- **Directions**
Retype each record below word for word. Leave the pictures out.

- **A run of records**
※
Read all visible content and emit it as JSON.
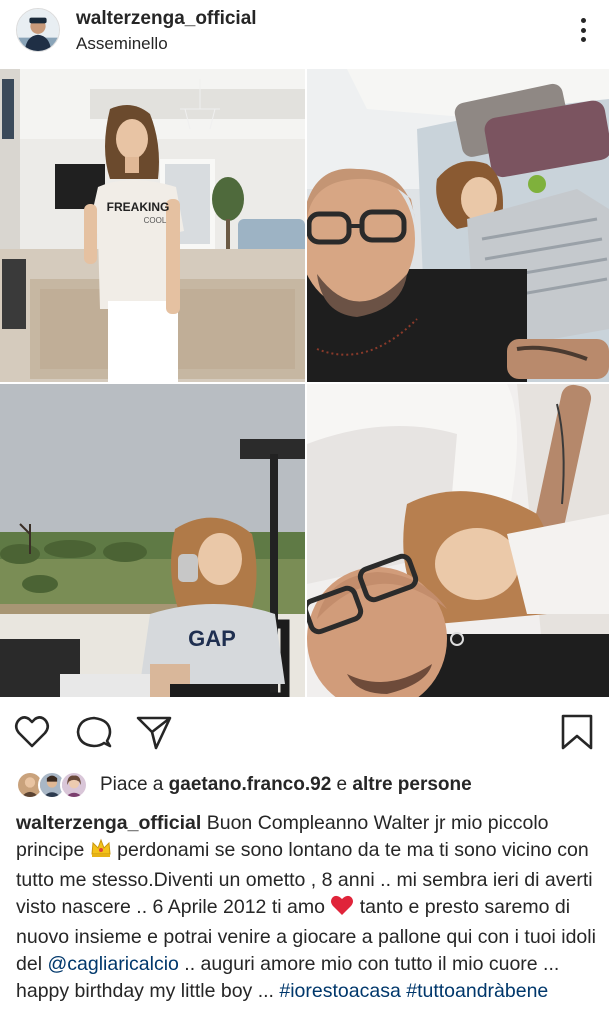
{
  "post": {
    "username": "walterzenga_official",
    "location": "Asseminello"
  },
  "likes": {
    "prefix": "Piace a ",
    "user": "gaetano.franco.92",
    "middle": " e ",
    "others": "altre persone"
  },
  "caption": {
    "author": "walterzenga_official",
    "part1": " Buon Compleanno Walter jr mio piccolo principe ",
    "part2": " perdonami se sono lontano da te ma ti sono vicino con tutto me stesso.Diventi un ometto , 8 anni .. mi sembra ieri di averti visto nascere .. 6 Aprile 2012 ti amo ",
    "part3": " tanto e presto saremo di nuovo insieme e potrai venire a giocare a pallone qui con i tuoi idoli del ",
    "mention": "@cagliaricalcio",
    "part4": " .. auguri amore mio con tutto il mio cuore ... happy birthday my little boy ... ",
    "hashtag1": "#iorestoacasa",
    "hashtag2": "#tuttoandràbene"
  },
  "photos": {
    "shirt_text": "FREAKING",
    "shirt_subtext": "COOL",
    "sweater_text": "GAP"
  },
  "colors": {
    "text": "#262626",
    "link": "#00376b",
    "heart": "#ed4956",
    "border": "#dbdbdb"
  },
  "icons": [
    "heart-outline-icon",
    "comment-icon",
    "share-icon",
    "bookmark-icon",
    "more-options-icon",
    "crown-emoji-icon",
    "red-heart-emoji-icon"
  ]
}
※
- **Final answer**
Read all visible content and emit it as JSON.
{
  "post": {
    "username": "walterzenga_official",
    "location": "Asseminello"
  },
  "likes": {
    "prefix": "Piace a ",
    "user": "gaetano.franco.92",
    "middle": " e ",
    "others": "altre persone"
  },
  "caption": {
    "author": "walterzenga_official",
    "part1": " Buon Compleanno Walter jr mio piccolo principe ",
    "part2": " perdonami se sono lontano da te ma ti sono vicino con tutto me stesso.Diventi un ometto , 8 anni .. mi sembra ieri di averti visto nascere .. 6 Aprile 2012 ti amo ",
    "part3": " tanto e presto saremo di nuovo insieme e potrai venire a giocare a pallone qui con i tuoi idoli del ",
    "mention": "@cagliaricalcio",
    "part4": " .. auguri amore mio con tutto il mio cuore ... happy birthday my little boy ... ",
    "hashtag1": "#iorestoacasa",
    "hashtag2": "#tuttoandràbene"
  },
  "photos": {
    "shirt_text": "FREAKING",
    "shirt_subtext": "COOL",
    "sweater_text": "GAP"
  },
  "colors": {
    "text": "#262626",
    "link": "#00376b",
    "heart": "#ed4956",
    "border": "#dbdbdb"
  },
  "icons": [
    "heart-outline-icon",
    "comment-icon",
    "share-icon",
    "bookmark-icon",
    "more-options-icon",
    "crown-emoji-icon",
    "red-heart-emoji-icon"
  ]
}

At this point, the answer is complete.